Reproduce every entry in the listing without alteration.

===

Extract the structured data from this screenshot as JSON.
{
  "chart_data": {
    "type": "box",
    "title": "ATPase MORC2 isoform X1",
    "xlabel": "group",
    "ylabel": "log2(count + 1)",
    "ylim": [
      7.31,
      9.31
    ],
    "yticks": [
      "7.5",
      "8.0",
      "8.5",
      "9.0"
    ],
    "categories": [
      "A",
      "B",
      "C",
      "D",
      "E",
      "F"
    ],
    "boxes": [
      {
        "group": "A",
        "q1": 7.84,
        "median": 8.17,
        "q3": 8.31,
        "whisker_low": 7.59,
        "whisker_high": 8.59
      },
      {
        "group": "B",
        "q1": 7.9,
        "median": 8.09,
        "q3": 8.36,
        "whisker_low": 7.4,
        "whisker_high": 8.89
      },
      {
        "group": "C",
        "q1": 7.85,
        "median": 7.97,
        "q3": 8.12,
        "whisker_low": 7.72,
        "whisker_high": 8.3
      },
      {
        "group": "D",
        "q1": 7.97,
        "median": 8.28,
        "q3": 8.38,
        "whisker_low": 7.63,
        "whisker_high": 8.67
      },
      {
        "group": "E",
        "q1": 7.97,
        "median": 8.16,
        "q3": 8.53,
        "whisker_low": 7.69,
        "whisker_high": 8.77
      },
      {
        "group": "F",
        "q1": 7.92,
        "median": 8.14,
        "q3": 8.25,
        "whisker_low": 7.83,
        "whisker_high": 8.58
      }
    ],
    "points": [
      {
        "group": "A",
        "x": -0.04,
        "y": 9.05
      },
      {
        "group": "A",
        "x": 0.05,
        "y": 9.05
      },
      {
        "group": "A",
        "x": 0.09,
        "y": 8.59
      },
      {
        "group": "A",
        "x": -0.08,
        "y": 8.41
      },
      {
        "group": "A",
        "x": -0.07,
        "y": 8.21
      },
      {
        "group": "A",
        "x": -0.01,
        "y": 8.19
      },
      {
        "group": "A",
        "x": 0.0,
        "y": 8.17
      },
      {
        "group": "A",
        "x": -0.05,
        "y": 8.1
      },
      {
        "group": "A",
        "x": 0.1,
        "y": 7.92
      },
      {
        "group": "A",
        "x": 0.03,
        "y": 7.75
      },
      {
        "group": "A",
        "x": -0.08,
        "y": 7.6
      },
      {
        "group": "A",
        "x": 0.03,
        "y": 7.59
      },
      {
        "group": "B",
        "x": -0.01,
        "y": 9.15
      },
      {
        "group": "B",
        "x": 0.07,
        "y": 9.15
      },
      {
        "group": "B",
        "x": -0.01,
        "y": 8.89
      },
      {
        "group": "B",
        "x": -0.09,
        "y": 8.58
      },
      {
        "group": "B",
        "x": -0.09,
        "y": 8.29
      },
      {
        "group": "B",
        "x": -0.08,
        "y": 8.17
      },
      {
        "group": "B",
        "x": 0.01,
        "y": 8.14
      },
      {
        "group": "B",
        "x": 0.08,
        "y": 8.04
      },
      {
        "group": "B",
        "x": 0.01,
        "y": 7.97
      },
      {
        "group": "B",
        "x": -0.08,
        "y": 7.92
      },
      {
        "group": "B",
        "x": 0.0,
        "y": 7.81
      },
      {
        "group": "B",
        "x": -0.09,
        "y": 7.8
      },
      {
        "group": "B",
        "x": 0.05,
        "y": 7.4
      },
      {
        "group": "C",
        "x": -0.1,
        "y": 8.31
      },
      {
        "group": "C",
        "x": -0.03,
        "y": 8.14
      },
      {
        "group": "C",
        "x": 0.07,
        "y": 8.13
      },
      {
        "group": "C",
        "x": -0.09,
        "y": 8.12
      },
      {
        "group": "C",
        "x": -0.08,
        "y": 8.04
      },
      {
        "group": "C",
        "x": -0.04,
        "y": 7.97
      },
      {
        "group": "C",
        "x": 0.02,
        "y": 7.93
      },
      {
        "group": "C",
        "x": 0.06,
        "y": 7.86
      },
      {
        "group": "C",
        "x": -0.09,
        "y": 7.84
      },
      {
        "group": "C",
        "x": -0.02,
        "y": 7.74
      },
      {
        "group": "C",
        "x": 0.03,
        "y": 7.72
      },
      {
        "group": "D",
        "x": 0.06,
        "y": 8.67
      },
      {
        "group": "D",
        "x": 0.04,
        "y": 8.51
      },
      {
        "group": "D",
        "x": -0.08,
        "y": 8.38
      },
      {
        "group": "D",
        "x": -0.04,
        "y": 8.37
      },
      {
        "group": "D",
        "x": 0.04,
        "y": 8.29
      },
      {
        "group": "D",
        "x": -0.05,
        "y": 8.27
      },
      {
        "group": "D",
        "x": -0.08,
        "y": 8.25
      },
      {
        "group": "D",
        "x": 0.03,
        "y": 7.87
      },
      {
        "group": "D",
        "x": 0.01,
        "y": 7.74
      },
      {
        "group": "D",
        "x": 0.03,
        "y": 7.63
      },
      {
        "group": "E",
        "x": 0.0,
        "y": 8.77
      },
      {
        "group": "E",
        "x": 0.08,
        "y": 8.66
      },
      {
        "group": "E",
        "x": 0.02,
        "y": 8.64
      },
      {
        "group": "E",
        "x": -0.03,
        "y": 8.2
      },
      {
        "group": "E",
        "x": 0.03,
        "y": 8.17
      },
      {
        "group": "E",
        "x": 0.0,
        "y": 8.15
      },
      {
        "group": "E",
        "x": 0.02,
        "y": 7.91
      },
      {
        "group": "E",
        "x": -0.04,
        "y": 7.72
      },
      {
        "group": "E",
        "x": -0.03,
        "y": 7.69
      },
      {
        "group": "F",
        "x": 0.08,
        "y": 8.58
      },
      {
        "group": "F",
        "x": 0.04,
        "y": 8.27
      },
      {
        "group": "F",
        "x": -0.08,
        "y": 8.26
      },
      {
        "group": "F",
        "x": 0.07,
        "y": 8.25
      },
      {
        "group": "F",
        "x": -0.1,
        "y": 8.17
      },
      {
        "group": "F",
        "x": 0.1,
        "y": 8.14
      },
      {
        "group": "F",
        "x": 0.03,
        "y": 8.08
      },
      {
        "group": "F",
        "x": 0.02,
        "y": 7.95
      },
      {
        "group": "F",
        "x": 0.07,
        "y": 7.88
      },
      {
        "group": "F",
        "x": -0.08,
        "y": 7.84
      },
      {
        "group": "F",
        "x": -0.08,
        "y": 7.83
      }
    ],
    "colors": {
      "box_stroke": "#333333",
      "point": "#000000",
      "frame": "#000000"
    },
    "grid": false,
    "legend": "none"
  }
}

===

Output:
Extract the structured data from this screenshot as JSON.
{
  "chart_data": {
    "type": "box",
    "title": "ATPase MORC2 isoform X1",
    "xlabel": "group",
    "ylabel": "log2(count + 1)",
    "ylim": [
      7.31,
      9.31
    ],
    "yticks": [
      "7.5",
      "8.0",
      "8.5",
      "9.0"
    ],
    "categories": [
      "A",
      "B",
      "C",
      "D",
      "E",
      "F"
    ],
    "boxes": [
      {
        "group": "A",
        "q1": 7.84,
        "median": 8.17,
        "q3": 8.31,
        "whisker_low": 7.59,
        "whisker_high": 8.59
      },
      {
        "group": "B",
        "q1": 7.9,
        "median": 8.09,
        "q3": 8.36,
        "whisker_low": 7.4,
        "whisker_high": 8.89
      },
      {
        "group": "C",
        "q1": 7.85,
        "median": 7.97,
        "q3": 8.12,
        "whisker_low": 7.72,
        "whisker_high": 8.3
      },
      {
        "group": "D",
        "q1": 7.97,
        "median": 8.28,
        "q3": 8.38,
        "whisker_low": 7.63,
        "whisker_high": 8.67
      },
      {
        "group": "E",
        "q1": 7.97,
        "median": 8.16,
        "q3": 8.53,
        "whisker_low": 7.69,
        "whisker_high": 8.77
      },
      {
        "group": "F",
        "q1": 7.92,
        "median": 8.14,
        "q3": 8.25,
        "whisker_low": 7.83,
        "whisker_high": 8.58
      }
    ],
    "points": [
      {
        "group": "A",
        "x": -0.04,
        "y": 9.05
      },
      {
        "group": "A",
        "x": 0.05,
        "y": 9.05
      },
      {
        "group": "A",
        "x": 0.09,
        "y": 8.59
      },
      {
        "group": "A",
        "x": -0.08,
        "y": 8.41
      },
      {
        "group": "A",
        "x": -0.07,
        "y": 8.21
      },
      {
        "group": "A",
        "x": -0.01,
        "y": 8.19
      },
      {
        "group": "A",
        "x": 0.0,
        "y": 8.17
      },
      {
        "group": "A",
        "x": -0.05,
        "y": 8.1
      },
      {
        "group": "A",
        "x": 0.1,
        "y": 7.92
      },
      {
        "group": "A",
        "x": 0.03,
        "y": 7.75
      },
      {
        "group": "A",
        "x": -0.08,
        "y": 7.6
      },
      {
        "group": "A",
        "x": 0.03,
        "y": 7.59
      },
      {
        "group": "B",
        "x": -0.01,
        "y": 9.15
      },
      {
        "group": "B",
        "x": 0.07,
        "y": 9.15
      },
      {
        "group": "B",
        "x": -0.01,
        "y": 8.89
      },
      {
        "group": "B",
        "x": -0.09,
        "y": 8.58
      },
      {
        "group": "B",
        "x": -0.09,
        "y": 8.29
      },
      {
        "group": "B",
        "x": -0.08,
        "y": 8.17
      },
      {
        "group": "B",
        "x": 0.01,
        "y": 8.14
      },
      {
        "group": "B",
        "x": 0.08,
        "y": 8.04
      },
      {
        "group": "B",
        "x": 0.01,
        "y": 7.97
      },
      {
        "group": "B",
        "x": -0.08,
        "y": 7.92
      },
      {
        "group": "B",
        "x": 0.0,
        "y": 7.81
      },
      {
        "group": "B",
        "x": -0.09,
        "y": 7.8
      },
      {
        "group": "B",
        "x": 0.05,
        "y": 7.4
      },
      {
        "group": "C",
        "x": -0.1,
        "y": 8.31
      },
      {
        "group": "C",
        "x": -0.03,
        "y": 8.14
      },
      {
        "group": "C",
        "x": 0.07,
        "y": 8.13
      },
      {
        "group": "C",
        "x": -0.09,
        "y": 8.12
      },
      {
        "group": "C",
        "x": -0.08,
        "y": 8.04
      },
      {
        "group": "C",
        "x": -0.04,
        "y": 7.97
      },
      {
        "group": "C",
        "x": 0.02,
        "y": 7.93
      },
      {
        "group": "C",
        "x": 0.06,
        "y": 7.86
      },
      {
        "group": "C",
        "x": -0.09,
        "y": 7.84
      },
      {
        "group": "C",
        "x": -0.02,
        "y": 7.74
      },
      {
        "group": "C",
        "x": 0.03,
        "y": 7.72
      },
      {
        "group": "D",
        "x": 0.06,
        "y": 8.67
      },
      {
        "group": "D",
        "x": 0.04,
        "y": 8.51
      },
      {
        "group": "D",
        "x": -0.08,
        "y": 8.38
      },
      {
        "group": "D",
        "x": -0.04,
        "y": 8.37
      },
      {
        "group": "D",
        "x": 0.04,
        "y": 8.29
      },
      {
        "group": "D",
        "x": -0.05,
        "y": 8.27
      },
      {
        "group": "D",
        "x": -0.08,
        "y": 8.25
      },
      {
        "group": "D",
        "x": 0.03,
        "y": 7.87
      },
      {
        "group": "D",
        "x": 0.01,
        "y": 7.74
      },
      {
        "group": "D",
        "x": 0.03,
        "y": 7.63
      },
      {
        "group": "E",
        "x": 0.0,
        "y": 8.77
      },
      {
        "group": "E",
        "x": 0.08,
        "y": 8.66
      },
      {
        "group": "E",
        "x": 0.02,
        "y": 8.64
      },
      {
        "group": "E",
        "x": -0.03,
        "y": 8.2
      },
      {
        "group": "E",
        "x": 0.03,
        "y": 8.17
      },
      {
        "group": "E",
        "x": 0.0,
        "y": 8.15
      },
      {
        "group": "E",
        "x": 0.02,
        "y": 7.91
      },
      {
        "group": "E",
        "x": -0.04,
        "y": 7.72
      },
      {
        "group": "E",
        "x": -0.03,
        "y": 7.69
      },
      {
        "group": "F",
        "x": 0.08,
        "y": 8.58
      },
      {
        "group": "F",
        "x": 0.04,
        "y": 8.27
      },
      {
        "group": "F",
        "x": -0.08,
        "y": 8.26
      },
      {
        "group": "F",
        "x": 0.07,
        "y": 8.25
      },
      {
        "group": "F",
        "x": -0.1,
        "y": 8.17
      },
      {
        "group": "F",
        "x": 0.1,
        "y": 8.14
      },
      {
        "group": "F",
        "x": 0.03,
        "y": 8.08
      },
      {
        "group": "F",
        "x": 0.02,
        "y": 7.95
      },
      {
        "group": "F",
        "x": 0.07,
        "y": 7.88
      },
      {
        "group": "F",
        "x": -0.08,
        "y": 7.84
      },
      {
        "group": "F",
        "x": -0.08,
        "y": 7.83
      }
    ],
    "colors": {
      "box_stroke": "#333333",
      "point": "#000000",
      "frame": "#000000"
    },
    "grid": false,
    "legend": "none"
  }
}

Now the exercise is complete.